- [TASK DETAILS] Only the number is wanted: tally the lines below that contain the word "Item".

Records from a collection
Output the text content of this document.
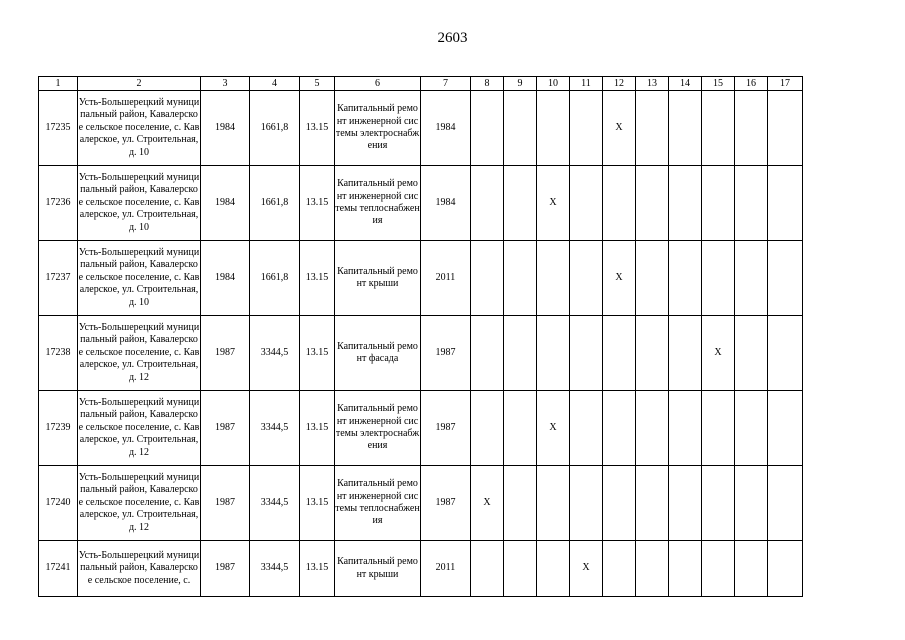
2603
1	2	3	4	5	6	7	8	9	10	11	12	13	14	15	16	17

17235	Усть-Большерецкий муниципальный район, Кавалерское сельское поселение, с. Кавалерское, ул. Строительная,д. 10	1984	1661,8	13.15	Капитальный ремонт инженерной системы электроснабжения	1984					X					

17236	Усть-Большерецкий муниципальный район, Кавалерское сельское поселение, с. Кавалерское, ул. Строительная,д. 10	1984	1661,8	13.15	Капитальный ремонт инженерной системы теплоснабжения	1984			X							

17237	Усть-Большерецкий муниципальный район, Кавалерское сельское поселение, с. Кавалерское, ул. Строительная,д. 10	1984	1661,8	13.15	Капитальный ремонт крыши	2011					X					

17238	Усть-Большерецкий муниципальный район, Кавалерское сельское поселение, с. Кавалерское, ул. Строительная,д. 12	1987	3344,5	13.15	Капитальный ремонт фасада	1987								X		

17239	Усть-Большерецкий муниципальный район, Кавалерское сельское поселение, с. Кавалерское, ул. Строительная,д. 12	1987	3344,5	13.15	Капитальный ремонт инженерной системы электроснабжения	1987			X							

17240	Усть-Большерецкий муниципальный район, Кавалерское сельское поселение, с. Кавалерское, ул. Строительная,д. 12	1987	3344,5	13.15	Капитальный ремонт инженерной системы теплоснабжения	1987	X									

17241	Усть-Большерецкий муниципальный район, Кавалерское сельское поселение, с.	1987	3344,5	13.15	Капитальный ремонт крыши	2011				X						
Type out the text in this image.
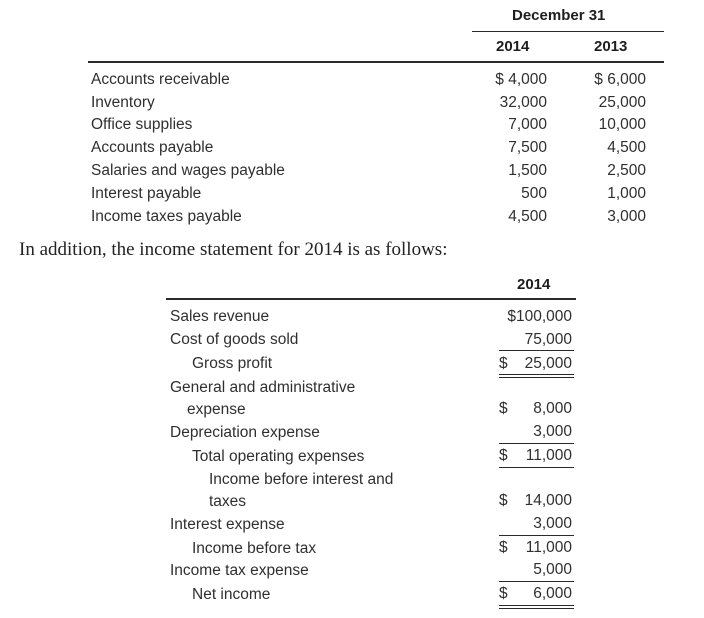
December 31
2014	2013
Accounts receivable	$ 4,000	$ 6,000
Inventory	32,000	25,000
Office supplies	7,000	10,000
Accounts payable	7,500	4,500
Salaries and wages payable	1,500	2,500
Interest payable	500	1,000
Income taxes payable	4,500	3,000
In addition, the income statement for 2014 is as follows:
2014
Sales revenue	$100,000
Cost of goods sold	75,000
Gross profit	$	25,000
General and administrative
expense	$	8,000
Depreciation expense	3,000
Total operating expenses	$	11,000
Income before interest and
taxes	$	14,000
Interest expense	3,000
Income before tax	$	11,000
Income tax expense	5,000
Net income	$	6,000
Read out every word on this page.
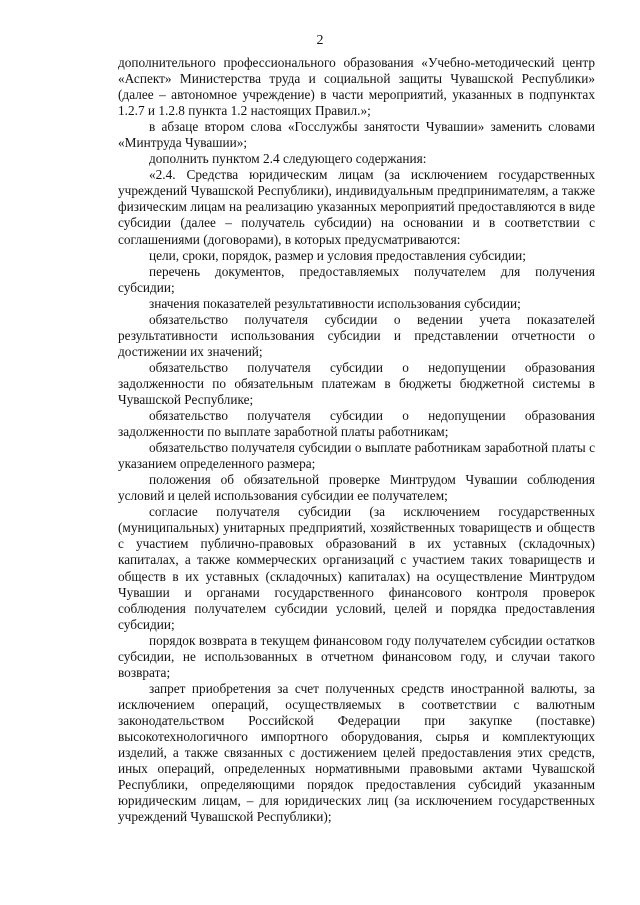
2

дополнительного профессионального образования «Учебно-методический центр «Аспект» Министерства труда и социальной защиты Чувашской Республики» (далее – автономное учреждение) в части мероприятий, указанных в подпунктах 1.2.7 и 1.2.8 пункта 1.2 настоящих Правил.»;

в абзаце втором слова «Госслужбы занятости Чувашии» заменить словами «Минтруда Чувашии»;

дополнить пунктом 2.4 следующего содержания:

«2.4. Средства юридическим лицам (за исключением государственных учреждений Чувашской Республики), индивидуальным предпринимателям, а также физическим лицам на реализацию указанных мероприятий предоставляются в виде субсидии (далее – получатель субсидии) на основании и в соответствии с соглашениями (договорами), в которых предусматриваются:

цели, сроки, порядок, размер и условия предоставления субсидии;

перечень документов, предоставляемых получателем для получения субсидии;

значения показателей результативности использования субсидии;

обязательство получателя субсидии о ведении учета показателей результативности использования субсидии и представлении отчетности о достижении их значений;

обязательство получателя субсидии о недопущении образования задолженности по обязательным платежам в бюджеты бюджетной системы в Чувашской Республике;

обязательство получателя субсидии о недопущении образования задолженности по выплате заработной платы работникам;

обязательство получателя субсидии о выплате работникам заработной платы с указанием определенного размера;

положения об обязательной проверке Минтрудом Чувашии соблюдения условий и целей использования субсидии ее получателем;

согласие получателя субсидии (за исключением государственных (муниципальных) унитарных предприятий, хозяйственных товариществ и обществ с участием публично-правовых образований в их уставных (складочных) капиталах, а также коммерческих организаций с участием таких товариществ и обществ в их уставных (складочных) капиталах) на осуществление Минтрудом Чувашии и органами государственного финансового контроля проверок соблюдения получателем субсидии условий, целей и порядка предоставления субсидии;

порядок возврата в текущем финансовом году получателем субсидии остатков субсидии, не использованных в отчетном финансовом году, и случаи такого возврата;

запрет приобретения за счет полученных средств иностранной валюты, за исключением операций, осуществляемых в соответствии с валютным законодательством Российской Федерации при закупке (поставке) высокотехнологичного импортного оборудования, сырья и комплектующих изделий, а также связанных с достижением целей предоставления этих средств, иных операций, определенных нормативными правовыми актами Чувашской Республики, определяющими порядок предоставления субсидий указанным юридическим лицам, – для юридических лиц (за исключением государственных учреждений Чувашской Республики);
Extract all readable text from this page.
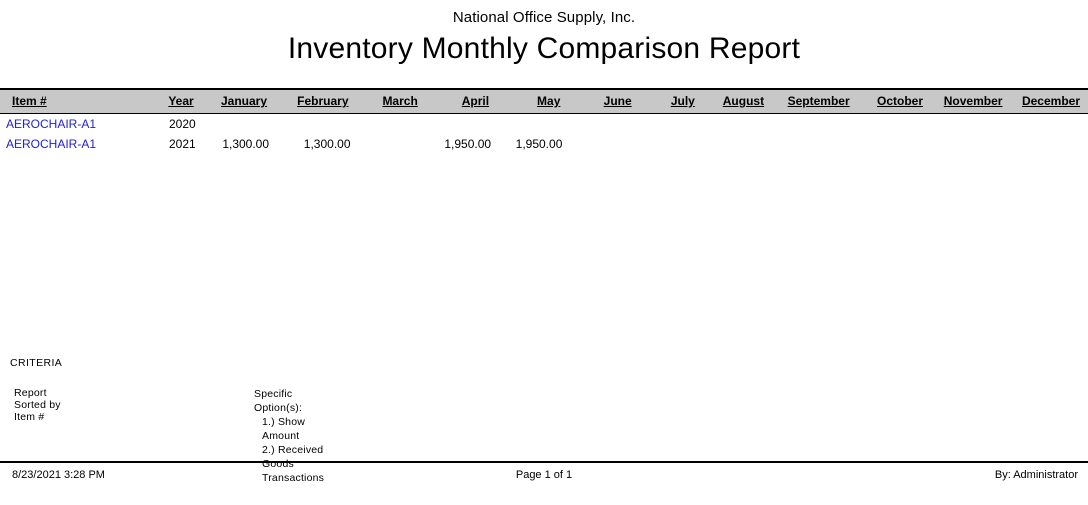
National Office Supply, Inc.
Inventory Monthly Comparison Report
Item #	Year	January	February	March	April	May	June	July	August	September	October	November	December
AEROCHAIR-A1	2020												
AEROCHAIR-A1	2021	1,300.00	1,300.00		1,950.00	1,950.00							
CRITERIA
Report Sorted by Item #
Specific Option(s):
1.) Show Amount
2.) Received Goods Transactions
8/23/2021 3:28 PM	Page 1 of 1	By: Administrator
...
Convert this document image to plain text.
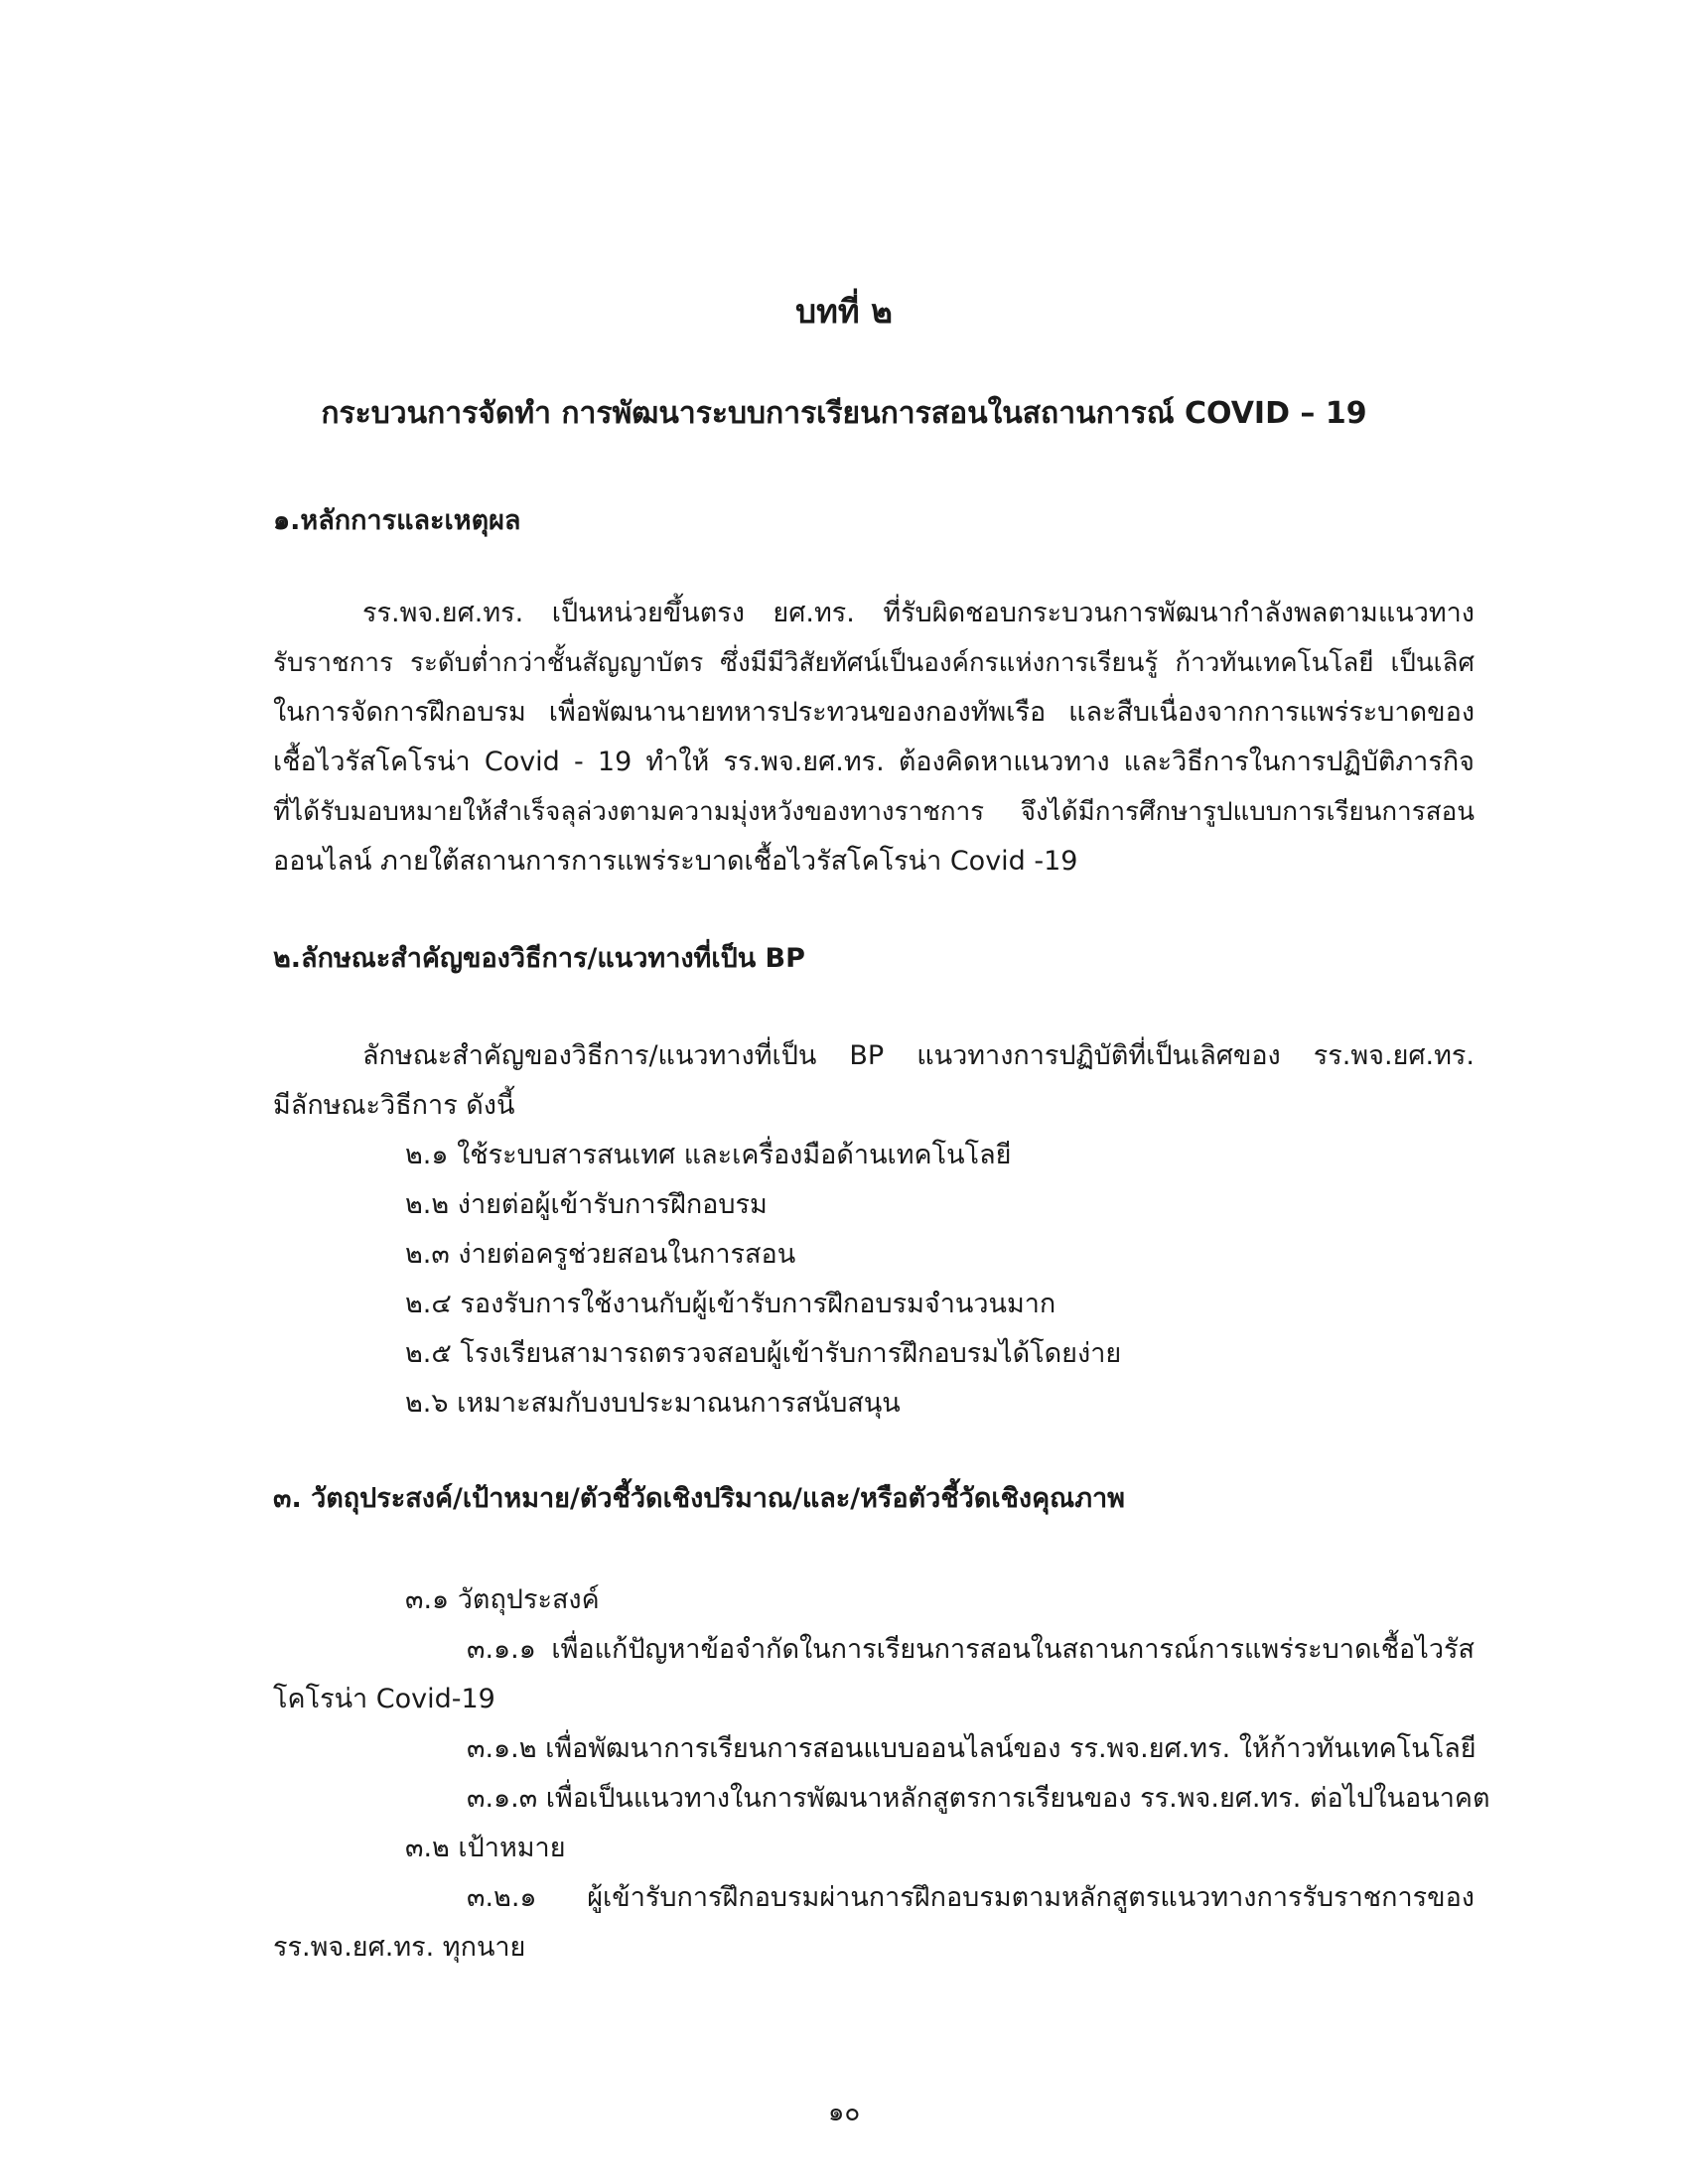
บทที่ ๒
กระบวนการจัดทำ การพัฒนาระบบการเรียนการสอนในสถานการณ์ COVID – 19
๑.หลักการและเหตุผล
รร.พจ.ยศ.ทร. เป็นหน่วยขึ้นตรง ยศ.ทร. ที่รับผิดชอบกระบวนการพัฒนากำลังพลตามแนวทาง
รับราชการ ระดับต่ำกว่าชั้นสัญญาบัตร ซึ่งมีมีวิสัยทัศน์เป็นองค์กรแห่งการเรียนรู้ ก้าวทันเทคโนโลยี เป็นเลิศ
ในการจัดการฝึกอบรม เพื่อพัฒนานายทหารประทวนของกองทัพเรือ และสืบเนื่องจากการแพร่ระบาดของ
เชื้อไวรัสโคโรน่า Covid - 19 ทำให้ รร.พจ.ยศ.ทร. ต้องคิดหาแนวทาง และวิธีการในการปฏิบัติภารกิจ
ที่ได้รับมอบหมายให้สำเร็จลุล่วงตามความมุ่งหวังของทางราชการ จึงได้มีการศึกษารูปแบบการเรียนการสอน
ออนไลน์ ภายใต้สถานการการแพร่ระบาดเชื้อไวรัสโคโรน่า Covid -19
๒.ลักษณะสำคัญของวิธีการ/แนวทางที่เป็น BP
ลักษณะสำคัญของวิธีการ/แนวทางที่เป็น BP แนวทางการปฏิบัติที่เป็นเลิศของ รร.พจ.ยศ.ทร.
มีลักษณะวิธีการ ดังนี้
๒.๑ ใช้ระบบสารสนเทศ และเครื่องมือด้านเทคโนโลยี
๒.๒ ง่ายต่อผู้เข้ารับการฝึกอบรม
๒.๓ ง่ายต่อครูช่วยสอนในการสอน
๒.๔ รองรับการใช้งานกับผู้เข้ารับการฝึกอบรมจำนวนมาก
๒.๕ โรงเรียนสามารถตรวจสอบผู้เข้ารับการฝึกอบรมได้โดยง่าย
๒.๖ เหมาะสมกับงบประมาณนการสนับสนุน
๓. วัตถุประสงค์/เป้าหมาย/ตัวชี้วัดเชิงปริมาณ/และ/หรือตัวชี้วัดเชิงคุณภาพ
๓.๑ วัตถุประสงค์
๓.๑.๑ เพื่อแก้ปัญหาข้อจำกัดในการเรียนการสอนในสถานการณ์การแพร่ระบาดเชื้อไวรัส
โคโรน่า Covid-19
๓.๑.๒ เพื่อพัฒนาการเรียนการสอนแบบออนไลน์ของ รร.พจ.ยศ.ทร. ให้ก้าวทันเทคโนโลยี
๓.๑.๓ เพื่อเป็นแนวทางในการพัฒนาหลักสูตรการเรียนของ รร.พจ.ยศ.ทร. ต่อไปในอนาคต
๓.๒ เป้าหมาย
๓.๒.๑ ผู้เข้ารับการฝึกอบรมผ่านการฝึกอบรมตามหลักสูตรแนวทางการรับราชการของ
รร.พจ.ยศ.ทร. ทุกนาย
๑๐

- [SOLUTION TO THIS TASK] 2